### DESCRIPTION OF THE TASK
Out of the lines below, please list those that hold the string "Support".

Figure data in JSON
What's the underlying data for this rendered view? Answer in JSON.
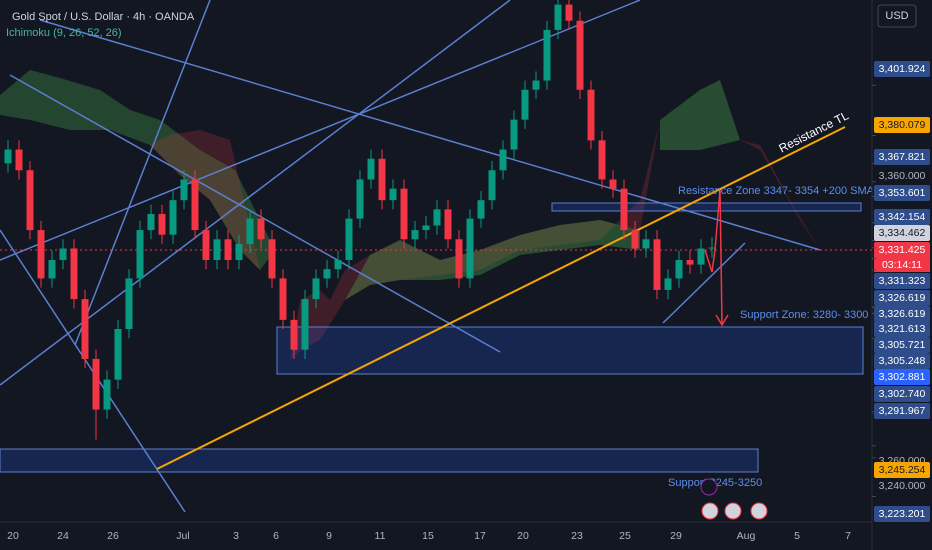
{
  "chart_data": {
    "type": "candlestick",
    "title": "Gold Spot / U.S. Dollar · 4h · OANDA",
    "indicator": "Ichimoku (9, 26, 52, 26)",
    "currency": "USD",
    "countdown": "03:14:11",
    "annotations": {
      "resistance_tl": "Resistance TL",
      "resistance_zone": "Resistance Zone 3347- 3354 +200 SMA",
      "support_zone": "Support Zone: 3280- 3300",
      "support_low": "Support 3245-3250"
    },
    "up_color": "#089981",
    "down_color": "#f23645",
    "ylim": [
      3213,
      3439
    ],
    "open": [
      3368,
      3374,
      3365,
      3339,
      3318,
      3326,
      3331,
      3309,
      3283,
      3261,
      3274,
      3296,
      3318,
      3339,
      3346,
      3337,
      3352,
      3361,
      3339,
      3326,
      3335,
      3326,
      3333,
      3344,
      3335,
      3318,
      3300,
      3287,
      3309,
      3318,
      3322,
      3326,
      3344,
      3361,
      3370,
      3352,
      3357,
      3335,
      3339,
      3341,
      3348,
      3335,
      3318,
      3344,
      3352,
      3365,
      3374,
      3387,
      3400,
      3404,
      3426,
      3437,
      3430,
      3400,
      3378,
      3361,
      3357,
      3339,
      3331,
      3335,
      3313,
      3318,
      3326,
      3324,
      3331
    ],
    "high": [
      3378,
      3378,
      3369,
      3343,
      3330,
      3335,
      3335,
      3313,
      3287,
      3278,
      3300,
      3322,
      3343,
      3350,
      3350,
      3356,
      3365,
      3365,
      3343,
      3339,
      3339,
      3337,
      3348,
      3348,
      3339,
      3322,
      3304,
      3313,
      3322,
      3326,
      3330,
      3348,
      3365,
      3374,
      3374,
      3361,
      3361,
      3343,
      3345,
      3352,
      3352,
      3339,
      3348,
      3356,
      3369,
      3378,
      3391,
      3404,
      3408,
      3430,
      3439,
      3439,
      3434,
      3404,
      3382,
      3365,
      3361,
      3343,
      3339,
      3339,
      3322,
      3330,
      3330,
      3335,
      3336
    ],
    "low": [
      3364,
      3361,
      3335,
      3314,
      3314,
      3322,
      3305,
      3279,
      3248,
      3257,
      3270,
      3292,
      3314,
      3335,
      3333,
      3333,
      3348,
      3335,
      3322,
      3322,
      3322,
      3322,
      3329,
      3331,
      3314,
      3296,
      3283,
      3283,
      3305,
      3314,
      3318,
      3322,
      3340,
      3357,
      3348,
      3348,
      3331,
      3331,
      3335,
      3337,
      3331,
      3314,
      3314,
      3340,
      3348,
      3361,
      3370,
      3383,
      3396,
      3400,
      3422,
      3426,
      3396,
      3374,
      3357,
      3353,
      3335,
      3327,
      3327,
      3309,
      3309,
      3314,
      3320,
      3320,
      3327
    ],
    "close": [
      3374,
      3365,
      3339,
      3318,
      3326,
      3331,
      3309,
      3283,
      3261,
      3274,
      3296,
      3318,
      3339,
      3346,
      3337,
      3352,
      3361,
      3339,
      3326,
      3335,
      3326,
      3333,
      3344,
      3335,
      3318,
      3300,
      3287,
      3309,
      3318,
      3322,
      3326,
      3344,
      3361,
      3370,
      3352,
      3357,
      3335,
      3339,
      3341,
      3348,
      3335,
      3318,
      3344,
      3352,
      3365,
      3374,
      3387,
      3400,
      3404,
      3426,
      3437,
      3430,
      3400,
      3378,
      3361,
      3357,
      3339,
      3331,
      3335,
      3313,
      3318,
      3326,
      3324,
      3331,
      3331.4
    ],
    "x_axis_labels": [
      "20",
      "24",
      "26",
      "Jul",
      "3",
      "6",
      "9",
      "11",
      "15",
      "17",
      "20",
      "23",
      "25",
      "29",
      "Aug",
      "5",
      "7"
    ],
    "price_labels": [
      {
        "value": 3401.924,
        "label": "3,401.924",
        "color": "#2f4d8a"
      },
      {
        "value": 3380.079,
        "label": "3,380.079",
        "color": "#f7a600"
      },
      {
        "value": 3367.821,
        "label": "3,367.821",
        "color": "#2f4d8a"
      },
      {
        "value": 3360,
        "label": "3,360.000"
      },
      {
        "value": 3353.601,
        "label": "3,353.601",
        "color": "#2f4d8a"
      },
      {
        "value": 3342.154,
        "label": "3,342.154",
        "color": "#2f4d8a"
      },
      {
        "value": 3334.462,
        "label": "3,334.462",
        "color": "#d1d4dc"
      },
      {
        "value": 3331.425,
        "label": "3,331.425",
        "color": "#f23645"
      },
      {
        "value": 3331.323,
        "label": "3,331.323",
        "color": "#2f4d8a"
      },
      {
        "value": 3326.619,
        "label": "3,326.619",
        "color": "#2f4d8a"
      },
      {
        "value": 3326.619,
        "label": "3,326.619",
        "color": "#2f4d8a"
      },
      {
        "value": 3321.613,
        "label": "3,321.613",
        "color": "#2f4d8a"
      },
      {
        "value": 3305.721,
        "label": "3,305.721",
        "color": "#2f4d8a"
      },
      {
        "value": 3305.248,
        "label": "3,305.248",
        "color": "#2f4d8a"
      },
      {
        "value": 3302.881,
        "label": "3,302.881",
        "color": "#2962ff"
      },
      {
        "value": 3302.74,
        "label": "3,302.740",
        "color": "#2f4d8a"
      },
      {
        "value": 3291.967,
        "label": "3,291.967",
        "color": "#2f4d8a"
      },
      {
        "value": 3260,
        "label": "3,260.000"
      },
      {
        "value": 3245.254,
        "label": "3,245.254",
        "color": "#f7a600"
      },
      {
        "value": 3240,
        "label": "3,240.000"
      },
      {
        "value": 3223.201,
        "label": "3,223.201",
        "color": "#2f4d8a"
      }
    ]
  }
}
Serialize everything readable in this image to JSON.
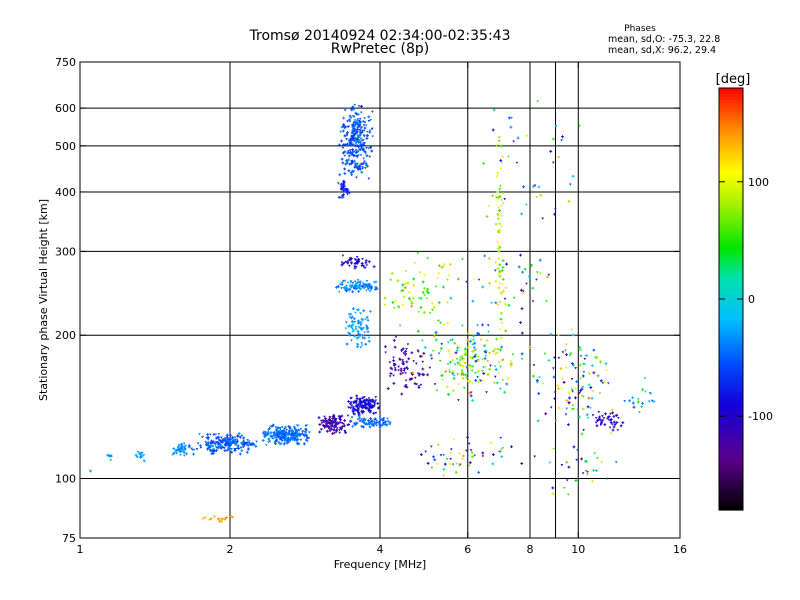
{
  "chart_data": {
    "type": "scatter",
    "title": "Tromsø 20140924 02:34:00-02:35:43",
    "subtitle": "RwPretec (8p)",
    "xlabel": "Frequency [MHz]",
    "ylabel": "Stationary phase Virtual Height [km]",
    "x_scale": "log",
    "y_scale": "log",
    "xlim": [
      1,
      16
    ],
    "ylim": [
      75,
      750
    ],
    "x_ticks": [
      1,
      2,
      4,
      6,
      8,
      10,
      16
    ],
    "x_tick_labels": [
      "1",
      "2",
      "4",
      "6",
      "8",
      "10",
      "16"
    ],
    "y_ticks": [
      75,
      100,
      200,
      300,
      400,
      500,
      600,
      750
    ],
    "y_tick_labels": [
      "75",
      "100",
      "200",
      "300",
      "400",
      "500",
      "600",
      "750"
    ],
    "x_gridlines": [
      2,
      4,
      6,
      8,
      10
    ],
    "x_minor_gridline": 9,
    "y_gridlines": [
      100,
      200,
      300,
      400,
      500,
      600
    ],
    "grid": true,
    "colorbar": {
      "label": "[deg]",
      "range": [
        -180,
        180
      ],
      "ticks": [
        -100,
        0,
        100
      ],
      "tick_labels": [
        "-100",
        "0",
        "100"
      ]
    },
    "stats": {
      "heading": "Phases",
      "line_o": "mean, sd,O: -75.3, 22.8",
      "line_x": "mean, sd,X:  96.2, 29.4"
    },
    "clusters": [
      {
        "x": [
          1.04,
          1.06
        ],
        "y": [
          103,
          106
        ],
        "n": 3,
        "phase": [
          -40,
          -25
        ]
      },
      {
        "x": [
          1.13,
          1.16
        ],
        "y": [
          109,
          113
        ],
        "n": 8,
        "phase": [
          -40,
          -20
        ]
      },
      {
        "x": [
          1.28,
          1.36
        ],
        "y": [
          108,
          116
        ],
        "n": 14,
        "phase": [
          -40,
          -20
        ]
      },
      {
        "x": [
          1.52,
          1.7
        ],
        "y": [
          111,
          120
        ],
        "n": 45,
        "phase": [
          -50,
          -20
        ]
      },
      {
        "x": [
          1.7,
          2.3
        ],
        "y": [
          112,
          125
        ],
        "n": 200,
        "phase": [
          -70,
          -30
        ]
      },
      {
        "x": [
          2.3,
          2.95
        ],
        "y": [
          117,
          130
        ],
        "n": 230,
        "phase": [
          -60,
          -30
        ]
      },
      {
        "x": [
          1.75,
          2.05
        ],
        "y": [
          81,
          84
        ],
        "n": 18,
        "phase": [
          125,
          150
        ]
      },
      {
        "x": [
          3.0,
          3.5
        ],
        "y": [
          123,
          137
        ],
        "n": 110,
        "phase": [
          -135,
          -95
        ]
      },
      {
        "x": [
          3.4,
          4.0
        ],
        "y": [
          135,
          150
        ],
        "n": 140,
        "phase": [
          -105,
          -75
        ]
      },
      {
        "x": [
          3.45,
          4.3
        ],
        "y": [
          127,
          136
        ],
        "n": 70,
        "phase": [
          -60,
          -35
        ]
      },
      {
        "x": [
          3.3,
          3.9
        ],
        "y": [
          420,
          620
        ],
        "n": 280,
        "phase": [
          -75,
          -35
        ]
      },
      {
        "x": [
          3.25,
          3.5
        ],
        "y": [
          385,
          430
        ],
        "n": 30,
        "phase": [
          -90,
          -60
        ]
      },
      {
        "x": [
          3.2,
          4.0
        ],
        "y": [
          245,
          262
        ],
        "n": 90,
        "phase": [
          -50,
          -20
        ]
      },
      {
        "x": [
          3.3,
          3.9
        ],
        "y": [
          275,
          295
        ],
        "n": 45,
        "phase": [
          -110,
          -70
        ]
      },
      {
        "x": [
          3.4,
          3.85
        ],
        "y": [
          185,
          230
        ],
        "n": 80,
        "phase": [
          -45,
          -15
        ]
      },
      {
        "x": [
          4.0,
          5.0
        ],
        "y": [
          150,
          200
        ],
        "n": 80,
        "phase": [
          -150,
          -90
        ]
      },
      {
        "x": [
          4.0,
          6.0
        ],
        "y": [
          200,
          300
        ],
        "n": 70,
        "phase": [
          30,
          150
        ]
      },
      {
        "x": [
          5.0,
          7.5
        ],
        "y": [
          150,
          200
        ],
        "n": 90,
        "phase": [
          20,
          130
        ]
      },
      {
        "x": [
          4.5,
          8.5
        ],
        "y": [
          140,
          220
        ],
        "n": 110,
        "phase": [
          -140,
          150
        ]
      },
      {
        "x": [
          6.8,
          7.1
        ],
        "y": [
          200,
          600
        ],
        "n": 60,
        "phase": [
          50,
          130
        ]
      },
      {
        "x": [
          4.3,
          8.0
        ],
        "y": [
          100,
          125
        ],
        "n": 50,
        "phase": [
          -140,
          140
        ]
      },
      {
        "x": [
          8.0,
          12.0
        ],
        "y": [
          120,
          210
        ],
        "n": 110,
        "phase": [
          -140,
          150
        ]
      },
      {
        "x": [
          10.5,
          12.5
        ],
        "y": [
          125,
          140
        ],
        "n": 40,
        "phase": [
          -120,
          -90
        ]
      },
      {
        "x": [
          8.0,
          12.5
        ],
        "y": [
          90,
          120
        ],
        "n": 30,
        "phase": [
          -140,
          140
        ]
      },
      {
        "x": [
          6.0,
          11.5
        ],
        "y": [
          300,
          680
        ],
        "n": 40,
        "phase": [
          -140,
          150
        ]
      },
      {
        "x": [
          5.5,
          9.5
        ],
        "y": [
          220,
          300
        ],
        "n": 40,
        "phase": [
          -140,
          150
        ]
      },
      {
        "x": [
          12.0,
          14.5
        ],
        "y": [
          130,
          170
        ],
        "n": 18,
        "phase": [
          -60,
          40
        ]
      }
    ]
  }
}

### TASK SOLUTION
      "support_zone": "Support Zone: 3280- 3300",
      "support_low": "Support 3245-3250"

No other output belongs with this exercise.